THE EXERCISE => Scan the material below for the string "title", and copy every line where it shows up.

= = = = =

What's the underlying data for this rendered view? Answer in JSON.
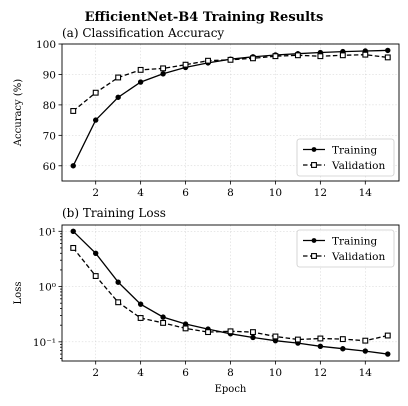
{
  "title": "EfficientNet-B4 Training Results",
  "chart_data": [
    {
      "type": "line",
      "title": "(a) Classification Accuracy",
      "xlabel": "",
      "ylabel": "Accuracy (%)",
      "xlim": [
        0.5,
        15.5
      ],
      "ylim": [
        55,
        100
      ],
      "yscale": "linear",
      "xticks": [
        2,
        4,
        6,
        8,
        10,
        12,
        14
      ],
      "yticks": [
        60,
        70,
        80,
        90,
        100
      ],
      "grid": true,
      "legend_position": "lower right",
      "x": [
        1,
        2,
        3,
        4,
        5,
        6,
        7,
        8,
        9,
        10,
        11,
        12,
        13,
        14,
        15
      ],
      "series": [
        {
          "name": "Training",
          "line": "solid",
          "marker": "filled-circle",
          "color": "#000000",
          "values": [
            60,
            75,
            82.5,
            87.5,
            90.2,
            92.3,
            93.8,
            95.0,
            95.8,
            96.4,
            96.8,
            97.2,
            97.5,
            97.7,
            97.9
          ]
        },
        {
          "name": "Validation",
          "line": "dashed",
          "marker": "open-square",
          "color": "#000000",
          "values": [
            78,
            84,
            89,
            91.5,
            92,
            93.2,
            94.5,
            94.8,
            95.3,
            96.0,
            96.3,
            96.0,
            96.3,
            96.5,
            95.6
          ]
        }
      ]
    },
    {
      "type": "line",
      "title": "(b) Training Loss",
      "xlabel": "Epoch",
      "ylabel": "Loss",
      "xlim": [
        0.5,
        15.5
      ],
      "ylim": [
        0.045,
        13
      ],
      "yscale": "log",
      "xticks": [
        2,
        4,
        6,
        8,
        10,
        12,
        14
      ],
      "yticks": [
        0.1,
        1,
        10
      ],
      "ytick_labels": [
        "10⁻¹",
        "10⁰",
        "10¹"
      ],
      "grid": true,
      "legend_position": "upper right",
      "x": [
        1,
        2,
        3,
        4,
        5,
        6,
        7,
        8,
        9,
        10,
        11,
        12,
        13,
        14,
        15
      ],
      "series": [
        {
          "name": "Training",
          "line": "solid",
          "marker": "filled-circle",
          "color": "#000000",
          "values": [
            10,
            4.0,
            1.2,
            0.48,
            0.28,
            0.21,
            0.17,
            0.14,
            0.12,
            0.105,
            0.095,
            0.083,
            0.075,
            0.068,
            0.06
          ]
        },
        {
          "name": "Validation",
          "line": "dashed",
          "marker": "open-square",
          "color": "#000000",
          "values": [
            5.0,
            1.55,
            0.52,
            0.27,
            0.22,
            0.175,
            0.15,
            0.155,
            0.15,
            0.125,
            0.11,
            0.115,
            0.112,
            0.105,
            0.13
          ]
        }
      ]
    }
  ]
}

= = = = =

RESULT BELOW =>
  "title": "EfficientNet-B4 Training Results",
      "title": "(a) Classification Accuracy",
      "title": "(b) Training Loss",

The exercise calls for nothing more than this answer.